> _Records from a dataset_
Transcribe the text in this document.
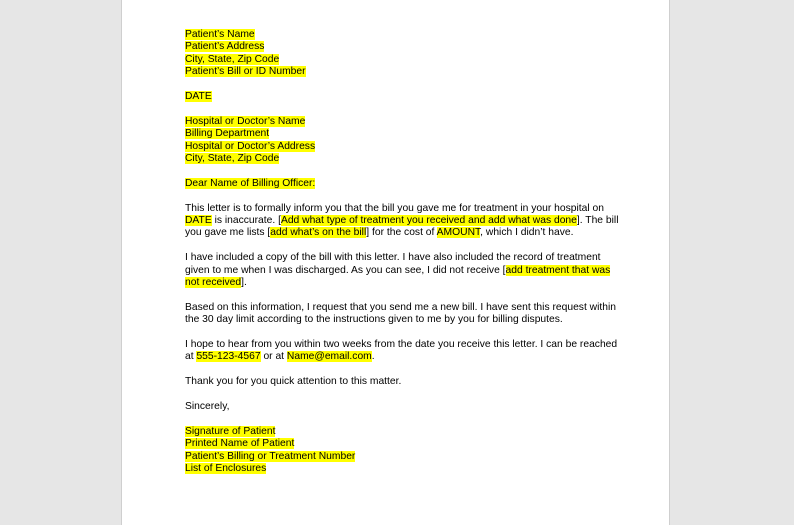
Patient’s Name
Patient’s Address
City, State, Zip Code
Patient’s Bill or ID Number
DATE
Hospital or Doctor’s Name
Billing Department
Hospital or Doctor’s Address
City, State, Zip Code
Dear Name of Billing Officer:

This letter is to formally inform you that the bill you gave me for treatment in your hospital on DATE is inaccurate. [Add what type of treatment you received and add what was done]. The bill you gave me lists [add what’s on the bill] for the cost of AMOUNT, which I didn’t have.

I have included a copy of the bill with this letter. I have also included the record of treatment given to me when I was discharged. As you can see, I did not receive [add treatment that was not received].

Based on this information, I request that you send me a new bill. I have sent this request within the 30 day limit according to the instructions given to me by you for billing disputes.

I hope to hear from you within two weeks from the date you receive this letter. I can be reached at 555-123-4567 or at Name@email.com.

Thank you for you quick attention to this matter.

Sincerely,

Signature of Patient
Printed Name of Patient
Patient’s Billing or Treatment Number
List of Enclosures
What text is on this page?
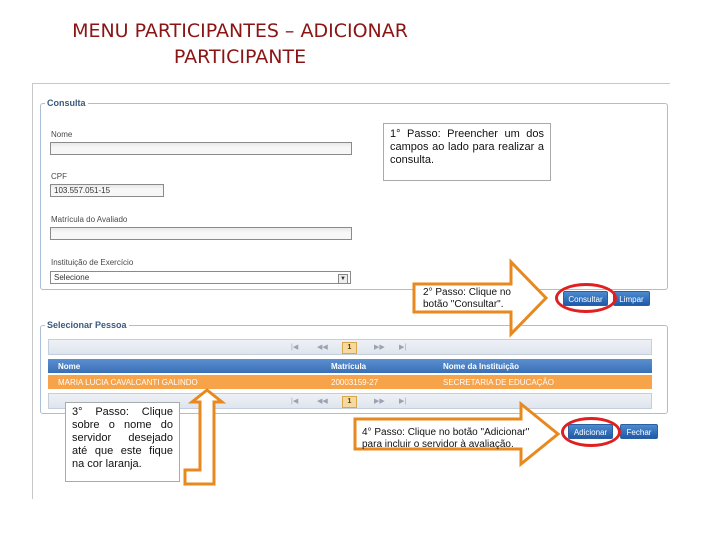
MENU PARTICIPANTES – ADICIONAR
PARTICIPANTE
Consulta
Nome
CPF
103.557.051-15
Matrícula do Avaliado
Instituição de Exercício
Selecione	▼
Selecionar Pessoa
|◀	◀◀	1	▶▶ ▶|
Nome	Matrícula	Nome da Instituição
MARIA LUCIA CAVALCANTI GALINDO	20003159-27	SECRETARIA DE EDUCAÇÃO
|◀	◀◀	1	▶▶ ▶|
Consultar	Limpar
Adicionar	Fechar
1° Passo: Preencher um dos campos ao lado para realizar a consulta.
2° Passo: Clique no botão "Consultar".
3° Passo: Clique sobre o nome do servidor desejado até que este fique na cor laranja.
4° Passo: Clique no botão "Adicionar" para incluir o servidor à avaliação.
...
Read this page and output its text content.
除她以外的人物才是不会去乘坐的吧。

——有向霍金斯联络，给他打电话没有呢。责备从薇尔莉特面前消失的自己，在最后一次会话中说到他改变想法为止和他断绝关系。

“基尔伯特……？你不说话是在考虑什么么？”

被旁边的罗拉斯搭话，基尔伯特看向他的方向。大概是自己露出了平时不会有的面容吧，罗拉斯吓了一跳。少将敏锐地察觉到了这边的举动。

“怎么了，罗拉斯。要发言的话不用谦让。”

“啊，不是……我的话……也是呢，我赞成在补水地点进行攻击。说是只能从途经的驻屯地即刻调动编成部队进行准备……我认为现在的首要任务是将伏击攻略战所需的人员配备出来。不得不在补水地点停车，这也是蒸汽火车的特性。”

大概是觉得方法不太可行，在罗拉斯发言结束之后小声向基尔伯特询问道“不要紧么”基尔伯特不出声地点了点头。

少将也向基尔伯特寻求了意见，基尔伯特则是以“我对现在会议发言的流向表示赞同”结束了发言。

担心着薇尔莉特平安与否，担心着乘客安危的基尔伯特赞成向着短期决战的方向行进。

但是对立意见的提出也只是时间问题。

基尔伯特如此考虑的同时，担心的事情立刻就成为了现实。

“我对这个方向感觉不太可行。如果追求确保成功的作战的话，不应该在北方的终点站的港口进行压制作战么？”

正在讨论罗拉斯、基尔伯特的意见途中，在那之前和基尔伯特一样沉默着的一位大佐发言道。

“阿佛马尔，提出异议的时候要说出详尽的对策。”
==
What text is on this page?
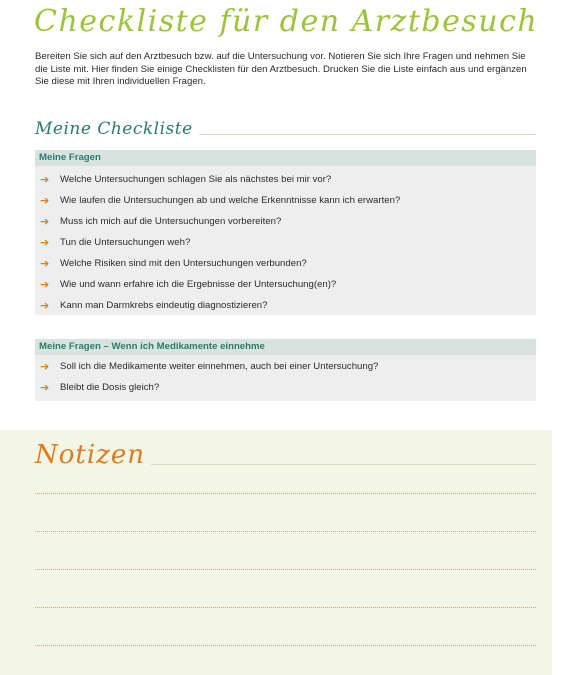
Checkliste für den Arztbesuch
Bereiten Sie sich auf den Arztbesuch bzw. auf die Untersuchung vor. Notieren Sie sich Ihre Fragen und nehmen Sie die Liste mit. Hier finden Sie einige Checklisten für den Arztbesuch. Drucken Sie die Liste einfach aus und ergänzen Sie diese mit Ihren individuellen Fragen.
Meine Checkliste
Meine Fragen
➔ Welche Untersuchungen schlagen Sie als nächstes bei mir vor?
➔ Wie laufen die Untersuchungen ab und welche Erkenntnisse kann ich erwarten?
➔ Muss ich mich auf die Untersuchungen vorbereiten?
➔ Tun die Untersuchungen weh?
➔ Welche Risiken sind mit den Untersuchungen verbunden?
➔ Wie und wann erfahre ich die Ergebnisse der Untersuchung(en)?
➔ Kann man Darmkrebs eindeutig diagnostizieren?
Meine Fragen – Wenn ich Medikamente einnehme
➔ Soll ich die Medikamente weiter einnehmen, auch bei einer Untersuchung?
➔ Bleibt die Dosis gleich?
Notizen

> _TASK GOAL_
In the records above, find each line that holds the word "Consultar"; copy all such lines.

> _TASK OUTPUT_
Consultar	Limpar
2° Passo: Clique no botão "Consultar".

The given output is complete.